> _WHAT YOU NEED TO DO_:
Return the lines below that carry the word "JSON".

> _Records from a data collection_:
======
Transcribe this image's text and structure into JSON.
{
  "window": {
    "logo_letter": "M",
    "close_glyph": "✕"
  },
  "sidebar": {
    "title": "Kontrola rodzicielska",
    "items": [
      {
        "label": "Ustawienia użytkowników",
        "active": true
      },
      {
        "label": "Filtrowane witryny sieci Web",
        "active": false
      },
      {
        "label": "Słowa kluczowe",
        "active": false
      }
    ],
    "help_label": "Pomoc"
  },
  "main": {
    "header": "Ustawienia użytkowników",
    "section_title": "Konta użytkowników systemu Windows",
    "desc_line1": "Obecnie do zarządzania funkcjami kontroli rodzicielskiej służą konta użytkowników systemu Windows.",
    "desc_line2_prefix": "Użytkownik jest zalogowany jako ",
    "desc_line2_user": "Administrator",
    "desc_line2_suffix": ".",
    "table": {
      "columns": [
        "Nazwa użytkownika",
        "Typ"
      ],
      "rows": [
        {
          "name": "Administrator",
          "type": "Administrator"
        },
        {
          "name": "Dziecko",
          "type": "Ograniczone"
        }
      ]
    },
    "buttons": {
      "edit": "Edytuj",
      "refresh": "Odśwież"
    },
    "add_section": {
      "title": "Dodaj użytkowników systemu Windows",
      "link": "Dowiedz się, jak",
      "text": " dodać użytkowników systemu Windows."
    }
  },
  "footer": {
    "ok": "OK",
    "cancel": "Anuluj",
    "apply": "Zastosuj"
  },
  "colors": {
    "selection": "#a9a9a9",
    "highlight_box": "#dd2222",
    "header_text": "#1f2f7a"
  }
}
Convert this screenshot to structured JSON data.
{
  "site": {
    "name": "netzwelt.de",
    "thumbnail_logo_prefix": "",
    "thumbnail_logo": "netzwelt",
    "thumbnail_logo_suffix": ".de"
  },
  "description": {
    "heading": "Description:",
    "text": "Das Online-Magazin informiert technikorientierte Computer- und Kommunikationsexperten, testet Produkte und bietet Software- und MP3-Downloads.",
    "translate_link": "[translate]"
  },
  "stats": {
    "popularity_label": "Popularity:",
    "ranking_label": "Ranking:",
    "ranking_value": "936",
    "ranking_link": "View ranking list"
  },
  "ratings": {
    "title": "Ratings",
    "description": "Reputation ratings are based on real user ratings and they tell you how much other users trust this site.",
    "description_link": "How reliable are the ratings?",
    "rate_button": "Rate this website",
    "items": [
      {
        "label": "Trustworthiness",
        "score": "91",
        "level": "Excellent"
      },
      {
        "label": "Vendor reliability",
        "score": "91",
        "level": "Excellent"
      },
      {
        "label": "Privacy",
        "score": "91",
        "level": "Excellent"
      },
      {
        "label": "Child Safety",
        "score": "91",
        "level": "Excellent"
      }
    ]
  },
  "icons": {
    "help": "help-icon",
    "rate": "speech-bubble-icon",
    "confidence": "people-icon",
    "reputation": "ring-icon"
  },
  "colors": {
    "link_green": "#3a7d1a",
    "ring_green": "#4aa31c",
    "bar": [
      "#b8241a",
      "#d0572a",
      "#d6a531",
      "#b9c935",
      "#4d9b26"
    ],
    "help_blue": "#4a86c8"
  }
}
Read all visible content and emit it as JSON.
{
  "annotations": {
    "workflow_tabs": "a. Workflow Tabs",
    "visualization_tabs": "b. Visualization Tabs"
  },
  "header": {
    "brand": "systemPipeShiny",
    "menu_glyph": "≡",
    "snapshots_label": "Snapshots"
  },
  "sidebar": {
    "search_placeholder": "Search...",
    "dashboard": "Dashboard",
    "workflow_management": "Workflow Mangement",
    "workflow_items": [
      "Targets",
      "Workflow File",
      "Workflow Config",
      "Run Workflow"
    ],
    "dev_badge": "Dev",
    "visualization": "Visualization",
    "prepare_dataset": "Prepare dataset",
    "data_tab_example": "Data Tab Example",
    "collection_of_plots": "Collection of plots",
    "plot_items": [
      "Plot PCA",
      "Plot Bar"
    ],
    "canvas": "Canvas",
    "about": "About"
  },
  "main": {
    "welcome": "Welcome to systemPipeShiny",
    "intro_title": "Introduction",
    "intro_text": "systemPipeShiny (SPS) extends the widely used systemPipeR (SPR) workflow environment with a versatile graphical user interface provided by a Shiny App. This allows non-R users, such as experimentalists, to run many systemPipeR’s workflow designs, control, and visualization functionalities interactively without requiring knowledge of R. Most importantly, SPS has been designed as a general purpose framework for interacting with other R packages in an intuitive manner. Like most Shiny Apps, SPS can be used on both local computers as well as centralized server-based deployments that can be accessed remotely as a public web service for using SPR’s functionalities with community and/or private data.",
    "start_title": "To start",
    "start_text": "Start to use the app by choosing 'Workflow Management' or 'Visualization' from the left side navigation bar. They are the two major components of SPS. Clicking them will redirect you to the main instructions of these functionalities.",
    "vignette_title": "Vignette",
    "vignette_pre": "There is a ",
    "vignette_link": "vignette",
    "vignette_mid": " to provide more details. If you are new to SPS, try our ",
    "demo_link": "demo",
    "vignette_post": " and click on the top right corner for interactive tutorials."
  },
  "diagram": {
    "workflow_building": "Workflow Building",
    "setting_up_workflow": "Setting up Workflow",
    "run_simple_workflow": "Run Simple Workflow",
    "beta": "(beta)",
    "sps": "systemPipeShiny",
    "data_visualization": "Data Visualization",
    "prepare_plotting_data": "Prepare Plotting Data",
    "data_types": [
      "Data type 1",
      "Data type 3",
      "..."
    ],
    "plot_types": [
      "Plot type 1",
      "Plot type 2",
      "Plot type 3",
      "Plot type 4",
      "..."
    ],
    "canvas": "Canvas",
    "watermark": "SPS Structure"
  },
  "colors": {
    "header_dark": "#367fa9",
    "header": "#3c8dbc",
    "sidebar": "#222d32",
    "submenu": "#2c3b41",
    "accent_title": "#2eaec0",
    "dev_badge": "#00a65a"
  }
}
======
> _REPLY_:
Transcribe this image's text and structure into JSON.
Convert this screenshot to structured JSON data.
Read all visible content and emit it as JSON.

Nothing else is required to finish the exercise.